Given exercise>
Write out the listing in full, matching it word for word.

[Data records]
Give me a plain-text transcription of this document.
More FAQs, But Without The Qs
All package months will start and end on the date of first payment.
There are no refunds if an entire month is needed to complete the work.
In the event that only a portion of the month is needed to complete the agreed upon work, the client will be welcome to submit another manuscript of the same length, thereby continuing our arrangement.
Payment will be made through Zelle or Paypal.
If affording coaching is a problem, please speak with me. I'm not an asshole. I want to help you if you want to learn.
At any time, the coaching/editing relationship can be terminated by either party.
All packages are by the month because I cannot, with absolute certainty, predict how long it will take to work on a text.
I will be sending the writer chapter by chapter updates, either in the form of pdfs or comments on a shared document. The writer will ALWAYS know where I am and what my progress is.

Output>
Give me a plain-text transcription of this document.
More FAQs, But Without The Qs
All package months will start and end on the date of first payment.
There are no refunds if an entire month is needed to complete the work.
In the event that only a portion of the month is needed to complete the agreed upon work, the client will be welcome to submit another manuscript of the same length, thereby continuing our arrangement.
Payment will be made through Zelle or Paypal.
If affording coaching is a problem, please speak with me. I'm not an asshole. I want to help you if you want to learn.
At any time, the coaching/editing relationship can be terminated by either party.
All packages are by the month because I cannot, with absolute certainty, predict how long it will take to work on a text.
I will be sending the writer chapter by chapter updates, either in the form of pdfs or comments on a shared document. The writer will ALWAYS know where I am and what my progress is.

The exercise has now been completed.